### Supplied data:
'''

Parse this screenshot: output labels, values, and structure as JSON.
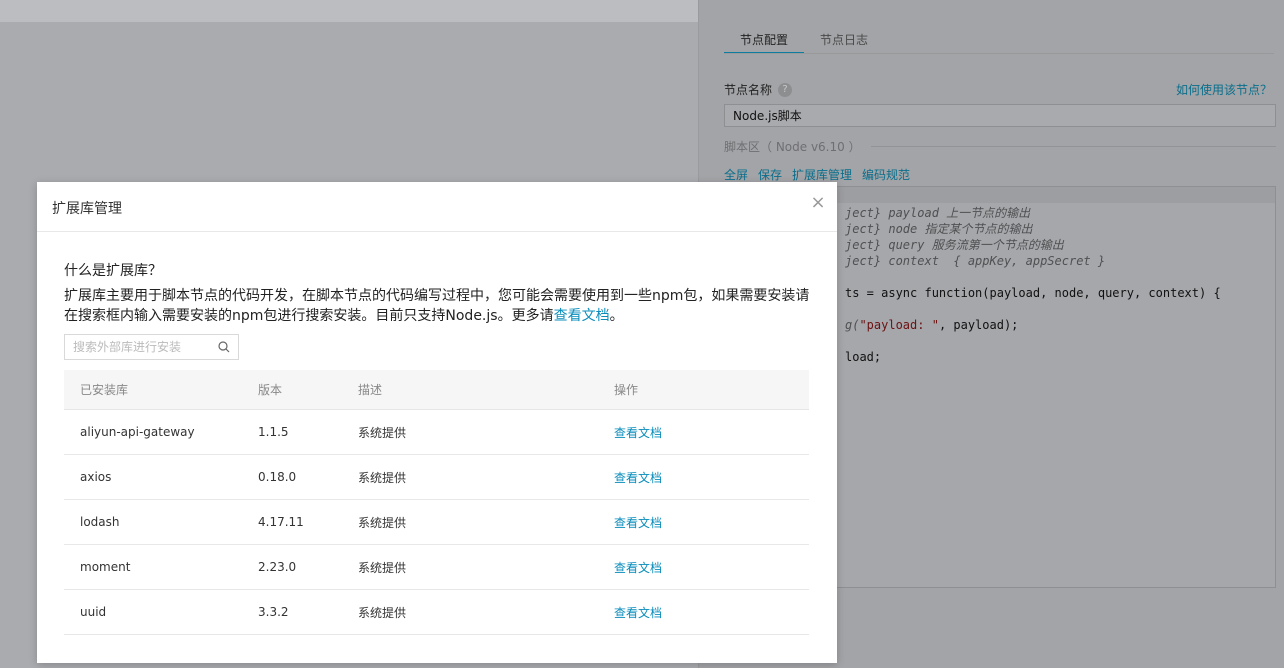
{
  "right_panel": {
    "tabs": [
      {
        "label": "节点配置",
        "active": true
      },
      {
        "label": "节点日志",
        "active": false
      }
    ],
    "node_name_label": "节点名称",
    "help_glyph": "?",
    "howto_link": "如何使用该节点？",
    "node_name_value": "Node.js脚本",
    "script_area_label": "脚本区（ Node v6.10 ）",
    "script_actions": [
      "全屏",
      "保存",
      "扩展库管理",
      "编码规范"
    ],
    "code_lines": [
      {
        "type": "comment",
        "text": "ject} payload 上一节点的输出"
      },
      {
        "type": "comment",
        "text": "ject} node 指定某个节点的输出"
      },
      {
        "type": "comment",
        "text": "ject} query 服务流第一个节点的输出"
      },
      {
        "type": "comment",
        "text": "ject} context  { appKey, appSecret }"
      },
      {
        "type": "plain",
        "text": ""
      },
      {
        "type": "plain",
        "text": "ts = async function(payload, node, query, context) {"
      },
      {
        "type": "plain",
        "text": ""
      },
      {
        "type": "call",
        "pre": "g(",
        "str": "\"payload: \"",
        "post": ", payload);"
      },
      {
        "type": "plain",
        "text": ""
      },
      {
        "type": "plain",
        "text": "load;"
      }
    ]
  },
  "modal": {
    "title": "扩展库管理",
    "close_glyph": "×",
    "intro_title": "什么是扩展库？",
    "intro_text": "扩展库主要用于脚本节点的代码开发，在脚本节点的代码编写过程中，您可能会需要使用到一些npm包，如果需要安装请在搜索框内输入需要安装的npm包进行搜索安装。目前只支持Node.js。更多请",
    "intro_link": "查看文档",
    "intro_end": "。",
    "search_placeholder": "搜索外部库进行安装",
    "table": {
      "headers": [
        "已安装库",
        "版本",
        "描述",
        "操作"
      ],
      "rows": [
        {
          "name": "aliyun-api-gateway",
          "version": "1.1.5",
          "desc": "系统提供",
          "action": "查看文档"
        },
        {
          "name": "axios",
          "version": "0.18.0",
          "desc": "系统提供",
          "action": "查看文档"
        },
        {
          "name": "lodash",
          "version": "4.17.11",
          "desc": "系统提供",
          "action": "查看文档"
        },
        {
          "name": "moment",
          "version": "2.23.0",
          "desc": "系统提供",
          "action": "查看文档"
        },
        {
          "name": "uuid",
          "version": "3.3.2",
          "desc": "系统提供",
          "action": "查看文档"
        }
      ]
    }
  }
}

'''

### Set exercise:
Copy out the entries verbatim and leave the images out.

### Output for this task:
Parse this screenshot: output labels, values, and structure as JSON.
{
  "right_panel": {
    "tabs": [
      {
        "label": "节点配置",
        "active": true
      },
      {
        "label": "节点日志",
        "active": false
      }
    ],
    "node_name_label": "节点名称",
    "help_glyph": "?",
    "howto_link": "如何使用该节点？",
    "node_name_value": "Node.js脚本",
    "script_area_label": "脚本区（ Node v6.10 ）",
    "script_actions": [
      "全屏",
      "保存",
      "扩展库管理",
      "编码规范"
    ],
    "code_lines": [
      {
        "type": "comment",
        "text": "ject} payload 上一节点的输出"
      },
      {
        "type": "comment",
        "text": "ject} node 指定某个节点的输出"
      },
      {
        "type": "comment",
        "text": "ject} query 服务流第一个节点的输出"
      },
      {
        "type": "comment",
        "text": "ject} context  { appKey, appSecret }"
      },
      {
        "type": "plain",
        "text": ""
      },
      {
        "type": "plain",
        "text": "ts = async function(payload, node, query, context) {"
      },
      {
        "type": "plain",
        "text": ""
      },
      {
        "type": "call",
        "pre": "g(",
        "str": "\"payload: \"",
        "post": ", payload);"
      },
      {
        "type": "plain",
        "text": ""
      },
      {
        "type": "plain",
        "text": "load;"
      }
    ]
  },
  "modal": {
    "title": "扩展库管理",
    "close_glyph": "×",
    "intro_title": "什么是扩展库？",
    "intro_text": "扩展库主要用于脚本节点的代码开发，在脚本节点的代码编写过程中，您可能会需要使用到一些npm包，如果需要安装请在搜索框内输入需要安装的npm包进行搜索安装。目前只支持Node.js。更多请",
    "intro_link": "查看文档",
    "intro_end": "。",
    "search_placeholder": "搜索外部库进行安装",
    "table": {
      "headers": [
        "已安装库",
        "版本",
        "描述",
        "操作"
      ],
      "rows": [
        {
          "name": "aliyun-api-gateway",
          "version": "1.1.5",
          "desc": "系统提供",
          "action": "查看文档"
        },
        {
          "name": "axios",
          "version": "0.18.0",
          "desc": "系统提供",
          "action": "查看文档"
        },
        {
          "name": "lodash",
          "version": "4.17.11",
          "desc": "系统提供",
          "action": "查看文档"
        },
        {
          "name": "moment",
          "version": "2.23.0",
          "desc": "系统提供",
          "action": "查看文档"
        },
        {
          "name": "uuid",
          "version": "3.3.2",
          "desc": "系统提供",
          "action": "查看文档"
        }
      ]
    }
  }
}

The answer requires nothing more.